Would you pull out every line of the material that contains the string "title"?
++++ Recorded information
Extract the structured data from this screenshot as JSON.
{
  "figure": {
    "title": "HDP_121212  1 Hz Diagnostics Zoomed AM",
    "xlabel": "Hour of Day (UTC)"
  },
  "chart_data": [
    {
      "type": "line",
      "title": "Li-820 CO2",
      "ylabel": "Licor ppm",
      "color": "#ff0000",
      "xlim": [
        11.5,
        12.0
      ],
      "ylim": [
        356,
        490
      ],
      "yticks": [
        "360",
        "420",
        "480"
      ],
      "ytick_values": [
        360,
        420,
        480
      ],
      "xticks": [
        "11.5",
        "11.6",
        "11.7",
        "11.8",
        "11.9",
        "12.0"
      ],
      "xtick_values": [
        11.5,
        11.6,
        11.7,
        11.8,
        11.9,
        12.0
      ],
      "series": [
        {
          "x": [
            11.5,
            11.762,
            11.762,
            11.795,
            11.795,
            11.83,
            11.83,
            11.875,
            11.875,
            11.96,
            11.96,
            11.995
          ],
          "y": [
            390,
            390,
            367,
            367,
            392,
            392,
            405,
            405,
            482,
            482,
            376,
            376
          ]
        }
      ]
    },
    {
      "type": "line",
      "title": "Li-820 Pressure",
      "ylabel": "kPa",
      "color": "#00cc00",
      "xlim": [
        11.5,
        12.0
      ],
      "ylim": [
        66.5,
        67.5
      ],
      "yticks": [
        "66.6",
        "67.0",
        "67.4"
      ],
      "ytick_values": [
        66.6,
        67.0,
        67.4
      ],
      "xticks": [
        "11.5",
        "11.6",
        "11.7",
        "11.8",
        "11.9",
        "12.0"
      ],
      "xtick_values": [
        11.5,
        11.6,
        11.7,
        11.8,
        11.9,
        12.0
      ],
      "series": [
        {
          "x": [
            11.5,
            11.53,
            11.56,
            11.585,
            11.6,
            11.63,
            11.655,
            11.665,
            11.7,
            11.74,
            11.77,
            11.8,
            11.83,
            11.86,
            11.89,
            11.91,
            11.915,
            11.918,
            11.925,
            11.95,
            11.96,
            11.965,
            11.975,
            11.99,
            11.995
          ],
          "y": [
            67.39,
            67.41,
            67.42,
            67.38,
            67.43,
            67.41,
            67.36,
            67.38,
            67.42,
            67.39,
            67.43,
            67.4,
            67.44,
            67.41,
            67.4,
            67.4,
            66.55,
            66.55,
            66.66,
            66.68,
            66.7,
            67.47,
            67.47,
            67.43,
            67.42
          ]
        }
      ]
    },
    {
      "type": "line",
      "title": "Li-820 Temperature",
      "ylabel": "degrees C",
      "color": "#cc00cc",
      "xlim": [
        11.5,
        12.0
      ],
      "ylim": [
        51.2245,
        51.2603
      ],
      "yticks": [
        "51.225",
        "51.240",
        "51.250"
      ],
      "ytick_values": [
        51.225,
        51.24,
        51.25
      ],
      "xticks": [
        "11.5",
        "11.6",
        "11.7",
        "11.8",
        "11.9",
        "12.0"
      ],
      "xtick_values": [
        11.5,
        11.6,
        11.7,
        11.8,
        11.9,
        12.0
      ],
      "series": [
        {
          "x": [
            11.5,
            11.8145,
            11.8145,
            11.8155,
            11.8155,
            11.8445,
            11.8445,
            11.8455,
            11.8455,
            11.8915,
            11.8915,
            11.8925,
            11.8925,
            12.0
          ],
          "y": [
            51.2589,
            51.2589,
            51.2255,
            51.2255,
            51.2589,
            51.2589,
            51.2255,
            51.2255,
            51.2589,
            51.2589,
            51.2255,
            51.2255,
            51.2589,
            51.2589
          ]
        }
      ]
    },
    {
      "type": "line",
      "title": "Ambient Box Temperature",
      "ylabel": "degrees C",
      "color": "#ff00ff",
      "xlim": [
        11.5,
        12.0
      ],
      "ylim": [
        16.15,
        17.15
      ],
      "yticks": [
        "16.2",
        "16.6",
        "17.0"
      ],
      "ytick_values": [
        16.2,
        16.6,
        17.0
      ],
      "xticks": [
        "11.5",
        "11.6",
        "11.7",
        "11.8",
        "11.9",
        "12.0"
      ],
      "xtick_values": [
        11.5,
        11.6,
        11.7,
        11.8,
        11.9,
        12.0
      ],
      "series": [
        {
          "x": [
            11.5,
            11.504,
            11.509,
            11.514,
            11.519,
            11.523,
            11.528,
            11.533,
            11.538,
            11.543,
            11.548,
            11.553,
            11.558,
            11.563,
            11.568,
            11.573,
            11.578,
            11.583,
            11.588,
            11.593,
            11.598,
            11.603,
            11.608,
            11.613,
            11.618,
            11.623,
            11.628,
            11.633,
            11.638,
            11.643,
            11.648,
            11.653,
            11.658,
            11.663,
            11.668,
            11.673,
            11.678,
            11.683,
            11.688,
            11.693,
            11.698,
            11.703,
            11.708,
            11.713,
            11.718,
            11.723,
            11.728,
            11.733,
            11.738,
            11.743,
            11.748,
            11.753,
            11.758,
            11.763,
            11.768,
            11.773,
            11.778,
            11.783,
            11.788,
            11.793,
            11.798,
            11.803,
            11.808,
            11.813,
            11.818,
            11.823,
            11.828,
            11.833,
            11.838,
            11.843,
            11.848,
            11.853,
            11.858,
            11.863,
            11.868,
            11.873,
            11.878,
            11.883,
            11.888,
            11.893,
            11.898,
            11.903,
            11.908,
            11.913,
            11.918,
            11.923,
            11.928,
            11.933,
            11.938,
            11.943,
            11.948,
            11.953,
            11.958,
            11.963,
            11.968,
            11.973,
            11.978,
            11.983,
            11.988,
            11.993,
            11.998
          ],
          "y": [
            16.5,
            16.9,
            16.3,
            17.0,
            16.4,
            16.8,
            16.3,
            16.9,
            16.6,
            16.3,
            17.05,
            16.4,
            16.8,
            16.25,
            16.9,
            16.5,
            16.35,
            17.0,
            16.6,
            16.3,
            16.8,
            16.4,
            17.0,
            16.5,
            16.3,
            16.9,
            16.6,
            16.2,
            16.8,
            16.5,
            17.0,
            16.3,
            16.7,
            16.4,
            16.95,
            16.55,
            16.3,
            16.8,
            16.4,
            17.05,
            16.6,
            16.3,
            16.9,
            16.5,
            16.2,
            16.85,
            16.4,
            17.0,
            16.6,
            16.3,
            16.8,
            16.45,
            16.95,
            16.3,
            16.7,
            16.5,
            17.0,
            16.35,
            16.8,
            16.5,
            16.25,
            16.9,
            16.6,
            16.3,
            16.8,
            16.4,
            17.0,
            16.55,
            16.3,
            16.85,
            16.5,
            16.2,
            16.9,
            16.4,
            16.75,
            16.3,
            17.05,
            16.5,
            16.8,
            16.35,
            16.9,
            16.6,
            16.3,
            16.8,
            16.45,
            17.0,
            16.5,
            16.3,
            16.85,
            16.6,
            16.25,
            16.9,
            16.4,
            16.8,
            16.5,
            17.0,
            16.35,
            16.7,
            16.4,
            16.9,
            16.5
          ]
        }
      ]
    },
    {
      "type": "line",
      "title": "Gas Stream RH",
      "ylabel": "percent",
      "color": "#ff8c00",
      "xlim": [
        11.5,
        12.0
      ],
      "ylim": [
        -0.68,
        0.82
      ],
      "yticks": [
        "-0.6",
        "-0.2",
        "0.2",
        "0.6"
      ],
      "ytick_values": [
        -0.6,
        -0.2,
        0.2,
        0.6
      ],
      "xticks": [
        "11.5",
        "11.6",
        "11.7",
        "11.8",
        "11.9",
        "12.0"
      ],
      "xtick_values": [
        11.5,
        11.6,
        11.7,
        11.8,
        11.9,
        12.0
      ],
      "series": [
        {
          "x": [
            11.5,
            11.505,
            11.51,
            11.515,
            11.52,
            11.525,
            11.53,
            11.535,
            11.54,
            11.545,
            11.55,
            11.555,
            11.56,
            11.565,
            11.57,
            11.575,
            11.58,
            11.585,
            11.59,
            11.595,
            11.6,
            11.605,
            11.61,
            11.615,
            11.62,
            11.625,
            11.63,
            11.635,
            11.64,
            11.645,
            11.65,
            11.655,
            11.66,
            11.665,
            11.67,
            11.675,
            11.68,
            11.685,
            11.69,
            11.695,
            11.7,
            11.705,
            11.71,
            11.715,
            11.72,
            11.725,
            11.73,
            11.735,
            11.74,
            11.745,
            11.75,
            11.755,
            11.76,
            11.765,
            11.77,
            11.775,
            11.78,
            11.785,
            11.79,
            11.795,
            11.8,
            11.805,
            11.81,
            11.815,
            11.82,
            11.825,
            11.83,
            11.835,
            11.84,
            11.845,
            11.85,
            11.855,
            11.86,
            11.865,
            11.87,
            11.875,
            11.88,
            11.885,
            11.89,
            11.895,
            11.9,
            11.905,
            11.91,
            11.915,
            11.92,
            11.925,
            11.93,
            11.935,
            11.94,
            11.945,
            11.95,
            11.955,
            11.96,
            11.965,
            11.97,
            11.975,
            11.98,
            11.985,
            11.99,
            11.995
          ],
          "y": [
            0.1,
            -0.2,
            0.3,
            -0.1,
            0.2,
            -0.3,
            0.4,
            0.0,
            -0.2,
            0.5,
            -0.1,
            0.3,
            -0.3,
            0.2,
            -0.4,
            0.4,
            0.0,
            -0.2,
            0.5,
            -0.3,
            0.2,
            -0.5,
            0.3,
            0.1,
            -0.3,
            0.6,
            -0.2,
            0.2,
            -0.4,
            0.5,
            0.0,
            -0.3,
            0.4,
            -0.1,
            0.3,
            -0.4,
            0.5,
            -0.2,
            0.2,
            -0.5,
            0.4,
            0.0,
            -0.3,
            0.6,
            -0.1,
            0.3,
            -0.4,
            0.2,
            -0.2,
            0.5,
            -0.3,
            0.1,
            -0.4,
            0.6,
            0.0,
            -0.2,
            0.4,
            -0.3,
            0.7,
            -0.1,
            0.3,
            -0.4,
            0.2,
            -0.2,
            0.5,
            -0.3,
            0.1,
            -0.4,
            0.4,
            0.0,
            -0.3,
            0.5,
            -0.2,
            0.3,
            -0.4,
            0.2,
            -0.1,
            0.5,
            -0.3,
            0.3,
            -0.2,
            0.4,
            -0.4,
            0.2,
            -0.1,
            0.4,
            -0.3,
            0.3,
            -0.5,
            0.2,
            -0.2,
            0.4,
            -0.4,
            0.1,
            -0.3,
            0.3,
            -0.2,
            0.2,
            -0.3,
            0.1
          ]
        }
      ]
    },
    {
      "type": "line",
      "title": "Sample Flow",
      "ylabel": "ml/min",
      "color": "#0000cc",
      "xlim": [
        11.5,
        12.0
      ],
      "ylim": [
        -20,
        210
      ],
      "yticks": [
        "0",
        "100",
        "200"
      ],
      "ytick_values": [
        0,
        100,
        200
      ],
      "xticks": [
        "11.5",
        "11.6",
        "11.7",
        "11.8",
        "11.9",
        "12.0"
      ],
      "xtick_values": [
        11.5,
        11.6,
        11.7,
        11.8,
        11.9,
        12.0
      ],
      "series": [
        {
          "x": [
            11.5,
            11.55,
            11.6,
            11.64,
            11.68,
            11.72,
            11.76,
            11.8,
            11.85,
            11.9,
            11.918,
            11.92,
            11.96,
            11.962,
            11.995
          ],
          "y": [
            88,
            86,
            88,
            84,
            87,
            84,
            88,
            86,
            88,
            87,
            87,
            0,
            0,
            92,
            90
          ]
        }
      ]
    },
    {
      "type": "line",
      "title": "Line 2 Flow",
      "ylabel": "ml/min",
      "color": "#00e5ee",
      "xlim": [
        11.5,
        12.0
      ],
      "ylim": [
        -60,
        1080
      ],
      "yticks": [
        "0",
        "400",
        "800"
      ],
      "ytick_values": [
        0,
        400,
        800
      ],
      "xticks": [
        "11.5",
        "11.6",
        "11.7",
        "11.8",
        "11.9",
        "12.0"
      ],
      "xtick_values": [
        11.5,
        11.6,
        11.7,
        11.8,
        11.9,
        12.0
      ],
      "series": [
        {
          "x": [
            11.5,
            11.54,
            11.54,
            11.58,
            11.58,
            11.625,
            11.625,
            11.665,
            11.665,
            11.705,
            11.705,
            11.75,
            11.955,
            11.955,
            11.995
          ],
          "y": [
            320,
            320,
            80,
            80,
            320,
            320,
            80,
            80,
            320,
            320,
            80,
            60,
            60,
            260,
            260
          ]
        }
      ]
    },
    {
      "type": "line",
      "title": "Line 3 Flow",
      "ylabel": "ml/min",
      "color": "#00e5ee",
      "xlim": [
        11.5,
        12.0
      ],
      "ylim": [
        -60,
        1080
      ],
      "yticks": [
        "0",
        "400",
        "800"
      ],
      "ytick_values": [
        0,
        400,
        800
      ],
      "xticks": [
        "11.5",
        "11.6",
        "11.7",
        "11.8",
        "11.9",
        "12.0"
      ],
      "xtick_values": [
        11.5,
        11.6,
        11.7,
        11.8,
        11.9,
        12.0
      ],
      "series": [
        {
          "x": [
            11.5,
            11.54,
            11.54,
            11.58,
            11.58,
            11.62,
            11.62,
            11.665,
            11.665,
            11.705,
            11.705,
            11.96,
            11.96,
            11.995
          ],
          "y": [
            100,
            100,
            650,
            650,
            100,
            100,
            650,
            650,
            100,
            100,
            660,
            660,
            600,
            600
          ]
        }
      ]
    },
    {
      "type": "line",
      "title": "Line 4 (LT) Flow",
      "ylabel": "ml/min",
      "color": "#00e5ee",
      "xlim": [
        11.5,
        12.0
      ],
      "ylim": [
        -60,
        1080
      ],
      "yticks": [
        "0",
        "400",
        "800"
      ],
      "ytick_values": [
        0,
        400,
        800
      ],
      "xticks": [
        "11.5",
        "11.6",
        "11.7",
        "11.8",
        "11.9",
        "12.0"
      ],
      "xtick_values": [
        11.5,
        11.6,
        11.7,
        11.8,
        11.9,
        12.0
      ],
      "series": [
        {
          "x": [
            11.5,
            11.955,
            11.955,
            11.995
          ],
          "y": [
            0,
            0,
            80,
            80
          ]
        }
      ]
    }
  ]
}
++++++++
→ Result for this exercise
    "title": "HDP_121212  1 Hz Diagnostics Zoomed AM",
      "title": "Li-820 CO2",
      "title": "Li-820 Pressure",
      "title": "Li-820 Temperature",
      "title": "Ambient Box Temperature",
      "title": "Gas Stream RH",
      "title": "Sample Flow",
      "title": "Line 2 Flow",
      "title": "Line 3 Flow",
      "title": "Line 4 (LT) Flow",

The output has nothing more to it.